Task objective
Locate the lines where "title" occurs and copy them as they stand.

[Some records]
============

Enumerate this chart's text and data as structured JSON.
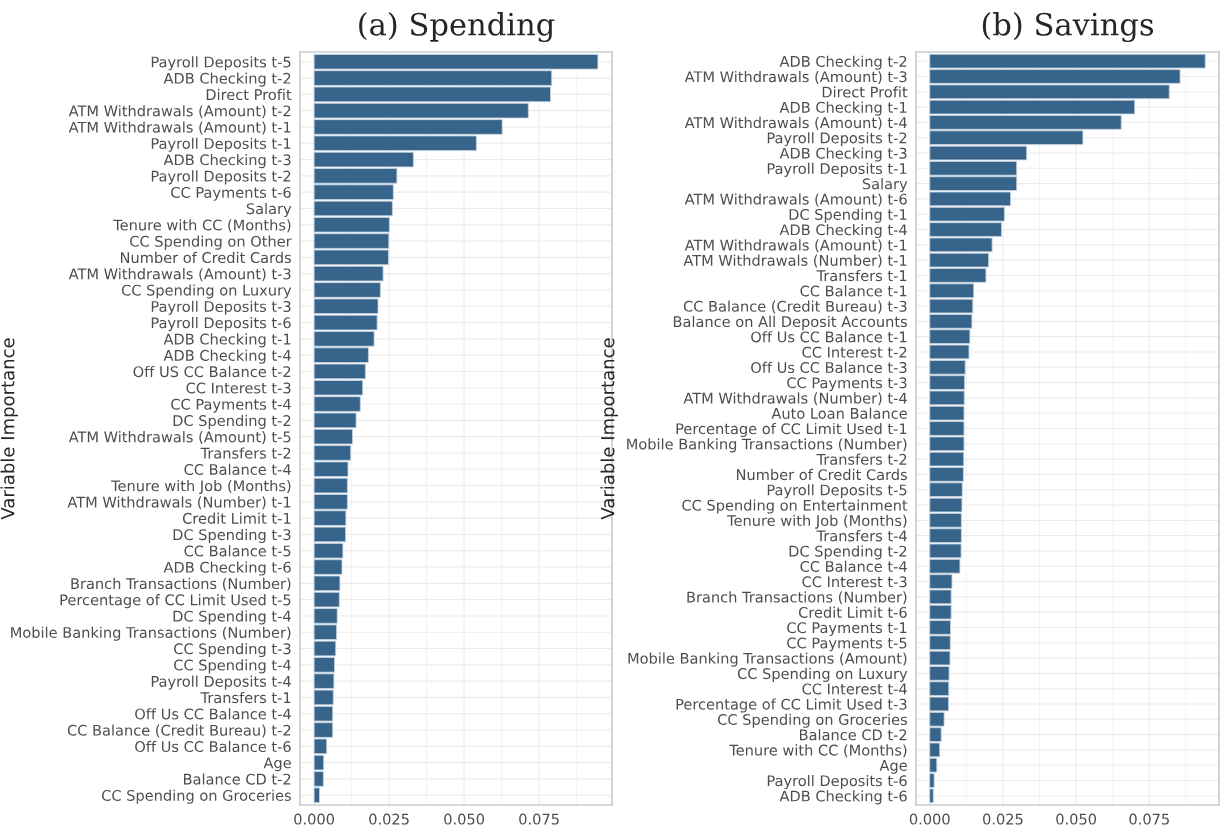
{
  "chart_data": [
    {
      "type": "bar",
      "orientation": "horizontal",
      "title": "(a) Spending",
      "ylabel": "Variable Importance",
      "color": "#36648b",
      "grid": true,
      "xlim": [
        -0.0047,
        0.0993
      ],
      "xticks": [
        {
          "value": 0,
          "label": "0.000"
        },
        {
          "value": 0.025,
          "label": "0.025"
        },
        {
          "value": 0.05,
          "label": "0.050"
        },
        {
          "value": 0.075,
          "label": "0.075"
        }
      ],
      "categories": [
        "Payroll Deposits t-5",
        "ADB Checking t-2",
        "Direct Profit",
        "ATM Withdrawals (Amount) t-2",
        "ATM Withdrawals (Amount) t-1",
        "Payroll Deposits t-1",
        "ADB Checking t-3",
        "Payroll Deposits t-2",
        "CC Payments t-6",
        "Salary",
        "Tenure with CC (Months)",
        "CC Spending on Other",
        "Number of Credit Cards",
        "ATM Withdrawals (Amount) t-3",
        "CC Spending on Luxury",
        "Payroll Deposits t-3",
        "Payroll Deposits t-6",
        "ADB Checking t-1",
        "ADB Checking t-4",
        "Off US CC Balance t-2",
        "CC Interest t-3",
        "CC Payments t-4",
        "DC Spending t-2",
        "ATM Withdrawals (Amount) t-5",
        "Transfers t-2",
        "CC Balance t-4",
        "Tenure with Job (Months)",
        "ATM Withdrawals (Number) t-1",
        "Credit Limit t-1",
        "DC Spending t-3",
        "CC Balance t-5",
        "ADB Checking t-6",
        "Branch Transactions (Number)",
        "Percentage of CC Limit Used t-5",
        "DC Spending t-4",
        "Mobile Banking Transactions (Number)",
        "CC Spending t-3",
        "CC Spending t-4",
        "Payroll Deposits t-4",
        "Transfers t-1",
        "Off Us CC Balance t-4",
        "CC Balance (Credit Bureau) t-2",
        "Off Us CC Balance t-6",
        "Age",
        "Balance CD t-2",
        "CC Spending on Groceries"
      ],
      "values": [
        0.0946,
        0.0792,
        0.0788,
        0.0714,
        0.0627,
        0.0541,
        0.0331,
        0.0276,
        0.0264,
        0.0261,
        0.0251,
        0.0249,
        0.0248,
        0.023,
        0.0221,
        0.0213,
        0.021,
        0.02,
        0.0181,
        0.0171,
        0.0162,
        0.0154,
        0.014,
        0.0128,
        0.0122,
        0.0113,
        0.0111,
        0.0111,
        0.0106,
        0.0105,
        0.0096,
        0.0093,
        0.0086,
        0.0084,
        0.0077,
        0.0075,
        0.0072,
        0.0068,
        0.0066,
        0.0064,
        0.0062,
        0.0062,
        0.0042,
        0.0032,
        0.0031,
        0.0018
      ]
    },
    {
      "type": "bar",
      "orientation": "horizontal",
      "title": "(b) Savings",
      "ylabel": "Variable Importance",
      "color": "#36648b",
      "grid": true,
      "xlim": [
        -0.0047,
        0.0988
      ],
      "xticks": [
        {
          "value": 0,
          "label": "0.000"
        },
        {
          "value": 0.025,
          "label": "0.025"
        },
        {
          "value": 0.05,
          "label": "0.050"
        },
        {
          "value": 0.075,
          "label": "0.075"
        }
      ],
      "categories": [
        "ADB Checking t-2",
        "ATM Withdrawals (Amount) t-3",
        "Direct Profit",
        "ADB Checking t-1",
        "ATM Withdrawals (Amount) t-4",
        "Payroll Deposits t-2",
        "ADB Checking t-3",
        "Payroll Deposits t-1",
        "Salary",
        "ATM Withdrawals (Amount) t-6",
        "DC Spending t-1",
        "ADB Checking t-4",
        "ATM Withdrawals (Amount) t-1",
        "ATM Withdrawals (Number) t-1",
        "Transfers t-1",
        "CC Balance t-1",
        "CC Balance (Credit Bureau) t-3",
        "Balance on All Deposit Accounts",
        "Off Us CC Balance t-1",
        "CC Interest t-2",
        "Off Us CC Balance t-3",
        "CC Payments t-3",
        "ATM Withdrawals (Number) t-4",
        "Auto Loan Balance",
        "Percentage of CC Limit Used t-1",
        "Mobile Banking Transactions (Number)",
        "Transfers t-2",
        "Number of Credit Cards",
        "Payroll Deposits t-5",
        "CC Spending on Entertainment",
        "Tenure with Job (Months)",
        "Transfers t-4",
        "DC Spending t-2",
        "CC Balance t-4",
        "CC Interest t-3",
        "Branch Transactions (Number)",
        "Credit Limit t-6",
        "CC Payments t-1",
        "CC Payments t-5",
        "Mobile Banking Transactions (Amount)",
        "CC Spending on Luxury",
        "CC Interest t-4",
        "Percentage of CC Limit Used t-3",
        "CC Spending on Groceries",
        "Balance CD t-2",
        "Tenure with CC (Months)",
        "Age",
        "Payroll Deposits t-6",
        "ADB Checking t-6"
      ],
      "values": [
        0.0941,
        0.0855,
        0.0818,
        0.07,
        0.0654,
        0.0523,
        0.0331,
        0.0297,
        0.0297,
        0.0276,
        0.0255,
        0.0245,
        0.0213,
        0.0201,
        0.0192,
        0.015,
        0.0147,
        0.0144,
        0.0137,
        0.0134,
        0.0121,
        0.0119,
        0.0118,
        0.0117,
        0.0117,
        0.0117,
        0.0116,
        0.0115,
        0.0111,
        0.011,
        0.0108,
        0.0108,
        0.0107,
        0.0103,
        0.0076,
        0.0073,
        0.0073,
        0.0071,
        0.007,
        0.0069,
        0.0066,
        0.0065,
        0.0064,
        0.0049,
        0.0039,
        0.0034,
        0.0024,
        0.0015,
        0.0012
      ]
    }
  ]
}
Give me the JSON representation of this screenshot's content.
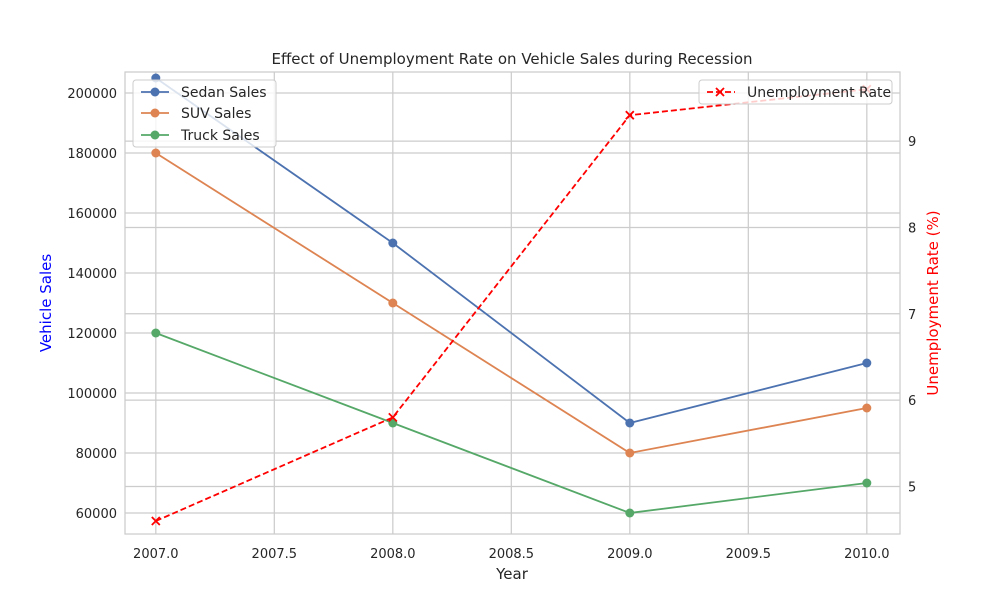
{
  "chart_data": {
    "type": "line",
    "title": "Effect of Unemployment Rate on Vehicle Sales during Recession",
    "xlabel": "Year",
    "ylabel": "Vehicle Sales",
    "y2label": "Unemployment Rate (%)",
    "x": [
      2007,
      2008,
      2009,
      2010
    ],
    "xlim": [
      2006.87,
      2010.14
    ],
    "ylim": [
      53000,
      207000
    ],
    "y2lim": [
      4.45,
      9.8
    ],
    "x_ticks": [
      "2007.0",
      "2007.5",
      "2008.0",
      "2008.5",
      "2009.0",
      "2009.5",
      "2010.0"
    ],
    "y_ticks": [
      "60000",
      "80000",
      "100000",
      "120000",
      "140000",
      "160000",
      "180000",
      "200000"
    ],
    "y2_ticks": [
      "5",
      "6",
      "7",
      "8",
      "9"
    ],
    "grid": true,
    "legend_left_position": "upper left",
    "legend_right_position": "upper right",
    "series": [
      {
        "name": "Sedan Sales",
        "axis": "left",
        "color": "#4c72b0",
        "marker": "circle",
        "style": "solid",
        "values": [
          205000,
          150000,
          90000,
          110000
        ]
      },
      {
        "name": "SUV Sales",
        "axis": "left",
        "color": "#dd8452",
        "marker": "circle",
        "style": "solid",
        "values": [
          180000,
          130000,
          80000,
          95000
        ]
      },
      {
        "name": "Truck Sales",
        "axis": "left",
        "color": "#55a868",
        "marker": "circle",
        "style": "solid",
        "values": [
          120000,
          90000,
          60000,
          70000
        ]
      },
      {
        "name": "Unemployment Rate",
        "axis": "right",
        "color": "#ff0000",
        "marker": "x",
        "style": "dashed",
        "values": [
          4.6,
          5.8,
          9.3,
          9.6
        ]
      }
    ]
  }
}
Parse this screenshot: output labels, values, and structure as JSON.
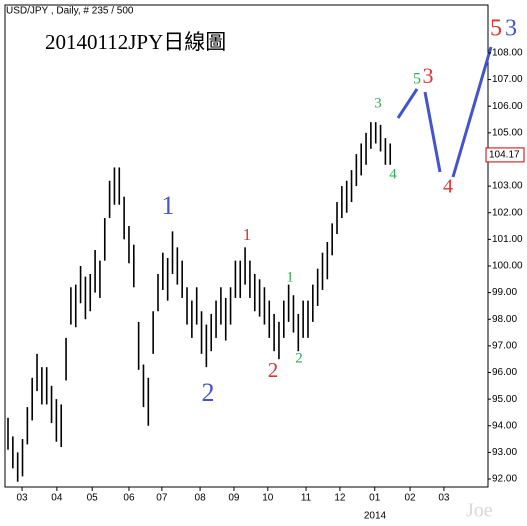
{
  "chart_data": {
    "type": "ohlc",
    "header": "USD/JPY , Daily, # 235 / 500",
    "title": "20140112JPY日線圖",
    "watermark": "Joe",
    "year_label": "2014",
    "color": "#000000",
    "high": [
      94.3,
      93.6,
      93.0,
      93.5,
      94.7,
      95.8,
      96.7,
      96.2,
      96.2,
      95.5,
      95.0,
      94.8,
      97.3,
      99.2,
      99.3,
      100.0,
      99.6,
      99.7,
      100.6,
      100.2,
      101.8,
      103.2,
      103.7,
      103.7,
      102.6,
      101.5,
      100.8,
      97.9,
      96.3,
      95.8,
      98.3,
      99.7,
      100.5,
      100.3,
      101.3,
      100.7,
      100.2,
      99.2,
      98.7,
      99.2,
      98.3,
      97.8,
      98.2,
      98.7,
      99.2,
      98.8,
      99.2,
      100.2,
      100.2,
      100.7,
      100.2,
      99.7,
      99.5,
      99.2,
      98.7,
      98.2,
      97.9,
      98.7,
      99.3,
      98.9,
      98.2,
      98.7,
      98.7,
      99.3,
      99.9,
      100.5,
      100.9,
      101.6,
      102.4,
      103.0,
      103.2,
      103.6,
      104.2,
      104.6,
      105.0,
      105.4,
      105.4,
      105.3,
      104.8,
      104.6
    ],
    "low": [
      93.1,
      92.4,
      91.9,
      92.1,
      93.3,
      94.2,
      95.3,
      94.8,
      94.8,
      94.1,
      93.4,
      93.2,
      95.7,
      97.8,
      97.7,
      98.6,
      98.0,
      98.3,
      99.0,
      98.8,
      100.2,
      101.8,
      102.3,
      102.3,
      101.0,
      100.1,
      99.2,
      96.1,
      94.7,
      94.0,
      96.7,
      98.3,
      99.1,
      98.7,
      99.7,
      99.3,
      98.8,
      97.8,
      97.3,
      97.8,
      96.7,
      96.2,
      96.8,
      97.3,
      97.8,
      97.2,
      97.8,
      98.8,
      98.8,
      99.3,
      98.8,
      98.3,
      98.1,
      97.8,
      97.3,
      96.8,
      96.5,
      97.3,
      97.9,
      97.5,
      96.8,
      97.3,
      97.3,
      97.9,
      98.5,
      99.1,
      99.5,
      100.4,
      101.2,
      101.8,
      102.0,
      102.4,
      103.0,
      103.4,
      103.8,
      104.4,
      104.6,
      104.3,
      103.8,
      103.8
    ],
    "last_price": 104.17,
    "xlim": [
      0,
      99
    ],
    "xticks": [
      {
        "value": 2.9,
        "label": "03"
      },
      {
        "value": 10.1,
        "label": "04"
      },
      {
        "value": 17.4,
        "label": "05"
      },
      {
        "value": 25,
        "label": "06"
      },
      {
        "value": 31.8,
        "label": "07"
      },
      {
        "value": 39.7,
        "label": "08"
      },
      {
        "value": 46.7,
        "label": "09"
      },
      {
        "value": 53.7,
        "label": "10"
      },
      {
        "value": 61.6,
        "label": "11"
      },
      {
        "value": 68.6,
        "label": "12"
      },
      {
        "value": 75.8,
        "label": "01"
      },
      {
        "value": 83.1,
        "label": "02"
      },
      {
        "value": 90.1,
        "label": "03"
      }
    ],
    "ylim": [
      91.7,
      109.8
    ],
    "yticks": [
      {
        "value": 92,
        "label": "92.00"
      },
      {
        "value": 93,
        "label": "93.00"
      },
      {
        "value": 94,
        "label": "94.00"
      },
      {
        "value": 95,
        "label": "95.00"
      },
      {
        "value": 96,
        "label": "96.00"
      },
      {
        "value": 97,
        "label": "97.00"
      },
      {
        "value": 98,
        "label": "98.00"
      },
      {
        "value": 99,
        "label": "99.00"
      },
      {
        "value": 100,
        "label": "100.00"
      },
      {
        "value": 101,
        "label": "101.00"
      },
      {
        "value": 102,
        "label": "102.00"
      },
      {
        "value": 103,
        "label": "103.00"
      },
      {
        "value": 104,
        "label": "104.00"
      },
      {
        "value": 105,
        "label": "105.00"
      },
      {
        "value": 106,
        "label": "106.00"
      },
      {
        "value": 107,
        "label": "107.00"
      },
      {
        "value": 108,
        "label": "108.00"
      }
    ],
    "annotations": [
      {
        "text": "1",
        "color": "#4455cc"
      },
      {
        "text": "2",
        "color": "#4455cc"
      },
      {
        "text": "1",
        "color": "#dd3333"
      },
      {
        "text": "2",
        "color": "#dd3333"
      },
      {
        "text": "1",
        "color": "#33aa55"
      },
      {
        "text": "2",
        "color": "#33aa55"
      },
      {
        "text": "3",
        "color": "#33aa55"
      },
      {
        "text": "4",
        "color": "#33aa55"
      },
      {
        "text": "5",
        "color": "#33aa55"
      },
      {
        "text": "3",
        "color": "#dd3333"
      },
      {
        "text": "4",
        "color": "#dd3333"
      },
      {
        "text": "5",
        "color": "#dd3333"
      },
      {
        "text": "3",
        "color": "#4455cc"
      }
    ]
  }
}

============

Task answer
      "title": "(a) Spending",
      "title": "(b) Savings",
    "title": "Effect of Unemployment Rate on Vehicle Sales during Recession",
    "title": "20140112JPY日線圖",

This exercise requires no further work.